- EXERCISE REQUIREMENTS: Note how many lines include the word "name", and give that number by itself.

Saved entries
=-=-=-=-=
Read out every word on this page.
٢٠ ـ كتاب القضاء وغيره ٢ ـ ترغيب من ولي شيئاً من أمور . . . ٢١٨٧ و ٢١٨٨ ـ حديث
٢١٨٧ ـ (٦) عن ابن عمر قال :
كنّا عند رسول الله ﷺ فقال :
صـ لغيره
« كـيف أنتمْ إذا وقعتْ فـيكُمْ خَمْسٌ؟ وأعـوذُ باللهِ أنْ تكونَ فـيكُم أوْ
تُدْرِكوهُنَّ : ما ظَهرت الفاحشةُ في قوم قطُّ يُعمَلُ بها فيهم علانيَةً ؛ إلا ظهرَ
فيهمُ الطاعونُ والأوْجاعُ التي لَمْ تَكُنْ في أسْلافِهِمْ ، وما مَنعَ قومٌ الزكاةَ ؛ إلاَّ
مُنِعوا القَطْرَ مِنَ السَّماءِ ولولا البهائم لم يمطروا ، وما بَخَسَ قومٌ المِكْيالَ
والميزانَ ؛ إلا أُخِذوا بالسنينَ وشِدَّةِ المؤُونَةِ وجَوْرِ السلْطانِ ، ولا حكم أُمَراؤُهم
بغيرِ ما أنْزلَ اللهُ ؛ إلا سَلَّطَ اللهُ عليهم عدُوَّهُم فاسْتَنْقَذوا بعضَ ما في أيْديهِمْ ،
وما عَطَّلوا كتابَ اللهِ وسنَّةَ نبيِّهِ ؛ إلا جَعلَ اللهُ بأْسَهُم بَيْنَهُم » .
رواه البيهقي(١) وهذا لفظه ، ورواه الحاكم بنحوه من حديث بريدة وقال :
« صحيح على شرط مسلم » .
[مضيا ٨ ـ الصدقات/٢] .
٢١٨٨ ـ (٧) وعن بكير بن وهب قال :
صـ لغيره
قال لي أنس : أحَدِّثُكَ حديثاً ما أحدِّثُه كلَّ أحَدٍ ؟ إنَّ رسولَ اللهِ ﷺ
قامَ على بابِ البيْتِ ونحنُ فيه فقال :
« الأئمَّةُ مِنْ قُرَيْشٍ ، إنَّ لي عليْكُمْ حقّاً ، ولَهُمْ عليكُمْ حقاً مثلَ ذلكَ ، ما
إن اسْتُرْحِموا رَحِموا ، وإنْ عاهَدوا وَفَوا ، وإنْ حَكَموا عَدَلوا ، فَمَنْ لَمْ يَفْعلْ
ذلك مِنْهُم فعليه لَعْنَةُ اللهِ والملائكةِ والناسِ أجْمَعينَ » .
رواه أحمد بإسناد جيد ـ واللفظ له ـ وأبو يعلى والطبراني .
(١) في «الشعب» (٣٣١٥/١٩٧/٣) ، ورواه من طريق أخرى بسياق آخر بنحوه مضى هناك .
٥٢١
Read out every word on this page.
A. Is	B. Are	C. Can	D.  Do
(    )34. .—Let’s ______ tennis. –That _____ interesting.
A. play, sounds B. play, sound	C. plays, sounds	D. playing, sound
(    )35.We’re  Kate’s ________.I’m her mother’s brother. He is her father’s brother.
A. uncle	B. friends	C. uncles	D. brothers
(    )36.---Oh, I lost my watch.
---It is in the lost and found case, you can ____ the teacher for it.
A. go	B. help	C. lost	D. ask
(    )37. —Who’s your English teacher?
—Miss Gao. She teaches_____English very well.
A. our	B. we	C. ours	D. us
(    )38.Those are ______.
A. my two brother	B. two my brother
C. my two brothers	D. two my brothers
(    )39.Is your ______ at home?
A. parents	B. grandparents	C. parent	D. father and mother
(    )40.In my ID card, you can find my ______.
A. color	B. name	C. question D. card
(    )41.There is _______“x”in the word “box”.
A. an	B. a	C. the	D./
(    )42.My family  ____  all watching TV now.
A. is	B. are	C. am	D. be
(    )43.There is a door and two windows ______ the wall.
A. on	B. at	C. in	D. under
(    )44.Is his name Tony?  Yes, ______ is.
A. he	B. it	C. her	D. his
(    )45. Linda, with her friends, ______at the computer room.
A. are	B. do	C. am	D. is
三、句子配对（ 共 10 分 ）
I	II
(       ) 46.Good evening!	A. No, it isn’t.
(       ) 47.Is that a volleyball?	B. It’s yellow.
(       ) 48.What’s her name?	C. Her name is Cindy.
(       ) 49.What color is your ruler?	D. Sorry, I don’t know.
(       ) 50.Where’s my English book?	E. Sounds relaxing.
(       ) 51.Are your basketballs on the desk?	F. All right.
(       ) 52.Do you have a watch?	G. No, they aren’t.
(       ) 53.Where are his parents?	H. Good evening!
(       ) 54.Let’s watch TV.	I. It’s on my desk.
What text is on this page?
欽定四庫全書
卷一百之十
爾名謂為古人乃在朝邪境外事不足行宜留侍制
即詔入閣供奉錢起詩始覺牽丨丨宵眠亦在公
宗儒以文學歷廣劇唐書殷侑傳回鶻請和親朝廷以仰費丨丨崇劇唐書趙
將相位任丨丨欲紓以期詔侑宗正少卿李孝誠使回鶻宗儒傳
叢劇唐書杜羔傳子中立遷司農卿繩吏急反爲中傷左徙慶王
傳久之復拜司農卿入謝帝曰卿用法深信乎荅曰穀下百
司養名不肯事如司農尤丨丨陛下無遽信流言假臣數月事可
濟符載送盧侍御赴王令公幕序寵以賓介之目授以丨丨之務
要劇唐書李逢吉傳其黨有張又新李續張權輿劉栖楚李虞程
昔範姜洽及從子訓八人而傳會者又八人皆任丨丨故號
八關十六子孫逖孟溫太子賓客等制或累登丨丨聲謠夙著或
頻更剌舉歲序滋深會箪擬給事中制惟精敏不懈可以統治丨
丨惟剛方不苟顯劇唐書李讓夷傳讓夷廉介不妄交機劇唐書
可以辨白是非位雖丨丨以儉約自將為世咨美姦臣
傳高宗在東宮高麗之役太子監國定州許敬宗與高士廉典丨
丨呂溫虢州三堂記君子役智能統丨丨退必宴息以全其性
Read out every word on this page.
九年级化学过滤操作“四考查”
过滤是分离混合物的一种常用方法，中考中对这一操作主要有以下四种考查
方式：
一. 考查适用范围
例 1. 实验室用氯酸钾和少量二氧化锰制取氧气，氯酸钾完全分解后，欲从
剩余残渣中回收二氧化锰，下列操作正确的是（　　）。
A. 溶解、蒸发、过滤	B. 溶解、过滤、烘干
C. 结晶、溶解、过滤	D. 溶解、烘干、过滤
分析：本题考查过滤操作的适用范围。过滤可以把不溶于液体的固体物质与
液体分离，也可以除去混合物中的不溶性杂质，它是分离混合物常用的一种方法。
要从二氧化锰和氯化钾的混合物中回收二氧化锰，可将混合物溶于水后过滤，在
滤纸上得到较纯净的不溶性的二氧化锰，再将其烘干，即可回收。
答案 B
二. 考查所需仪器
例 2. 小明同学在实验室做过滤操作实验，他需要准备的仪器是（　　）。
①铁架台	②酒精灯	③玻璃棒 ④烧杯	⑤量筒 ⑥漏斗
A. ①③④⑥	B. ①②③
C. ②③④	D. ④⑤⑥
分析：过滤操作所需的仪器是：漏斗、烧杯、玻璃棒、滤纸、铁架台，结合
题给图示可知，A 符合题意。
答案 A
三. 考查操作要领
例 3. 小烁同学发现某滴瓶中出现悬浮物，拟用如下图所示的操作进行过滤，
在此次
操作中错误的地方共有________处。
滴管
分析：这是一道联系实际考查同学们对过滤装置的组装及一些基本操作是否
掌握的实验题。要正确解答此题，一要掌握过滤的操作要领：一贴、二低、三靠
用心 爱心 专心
=-=-=-=-=
- OUTPUT BELOW: 3